Data for this task start
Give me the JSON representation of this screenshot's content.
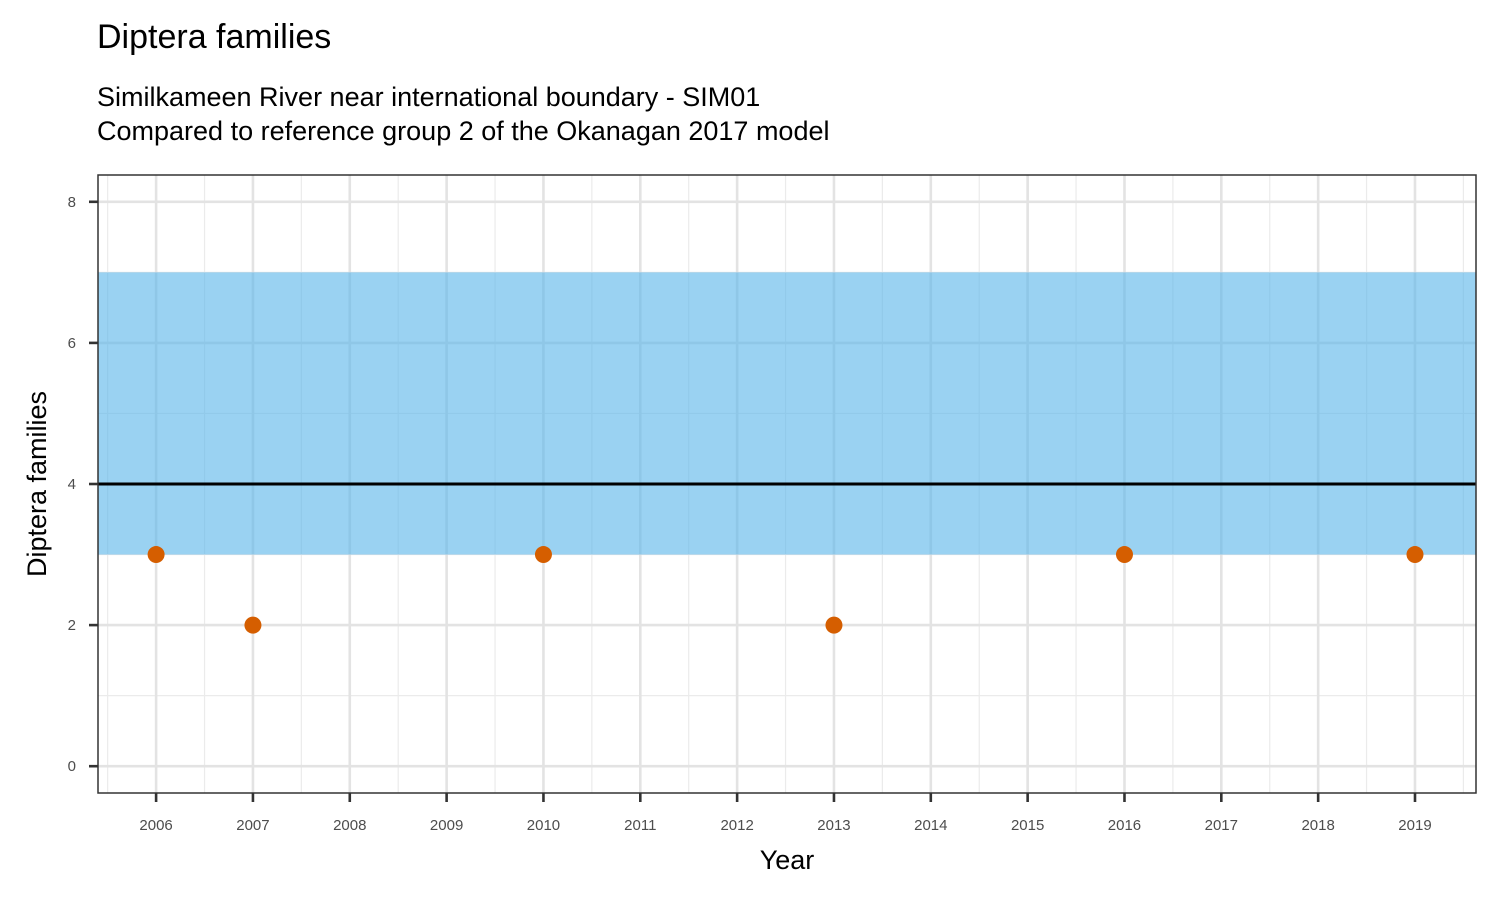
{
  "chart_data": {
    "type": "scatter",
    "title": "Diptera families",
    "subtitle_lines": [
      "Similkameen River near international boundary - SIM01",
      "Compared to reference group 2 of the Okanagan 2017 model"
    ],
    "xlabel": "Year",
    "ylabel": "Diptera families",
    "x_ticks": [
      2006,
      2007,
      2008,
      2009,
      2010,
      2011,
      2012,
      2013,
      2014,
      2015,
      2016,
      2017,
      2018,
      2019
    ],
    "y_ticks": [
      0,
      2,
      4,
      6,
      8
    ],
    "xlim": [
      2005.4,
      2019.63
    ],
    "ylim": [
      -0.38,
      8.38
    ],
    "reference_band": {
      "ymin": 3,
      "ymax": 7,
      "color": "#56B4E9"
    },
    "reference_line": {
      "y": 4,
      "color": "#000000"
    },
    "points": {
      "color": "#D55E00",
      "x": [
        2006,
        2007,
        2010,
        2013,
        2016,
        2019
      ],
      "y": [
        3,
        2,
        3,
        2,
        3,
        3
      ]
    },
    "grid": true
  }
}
Data for this task end
> _Task_
Skip the pictures and print each record exactly as it stands.

> _In response_
Give me the JSON representation of this screenshot's content.
{
  "chart_data": {
    "type": "scatter",
    "title": "Diptera families",
    "subtitle_lines": [
      "Similkameen River near international boundary - SIM01",
      "Compared to reference group 2 of the Okanagan 2017 model"
    ],
    "xlabel": "Year",
    "ylabel": "Diptera families",
    "x_ticks": [
      2006,
      2007,
      2008,
      2009,
      2010,
      2011,
      2012,
      2013,
      2014,
      2015,
      2016,
      2017,
      2018,
      2019
    ],
    "y_ticks": [
      0,
      2,
      4,
      6,
      8
    ],
    "xlim": [
      2005.4,
      2019.63
    ],
    "ylim": [
      -0.38,
      8.38
    ],
    "reference_band": {
      "ymin": 3,
      "ymax": 7,
      "color": "#56B4E9"
    },
    "reference_line": {
      "y": 4,
      "color": "#000000"
    },
    "points": {
      "color": "#D55E00",
      "x": [
        2006,
        2007,
        2010,
        2013,
        2016,
        2019
      ],
      "y": [
        3,
        2,
        3,
        2,
        3,
        3
      ]
    },
    "grid": true
  }
}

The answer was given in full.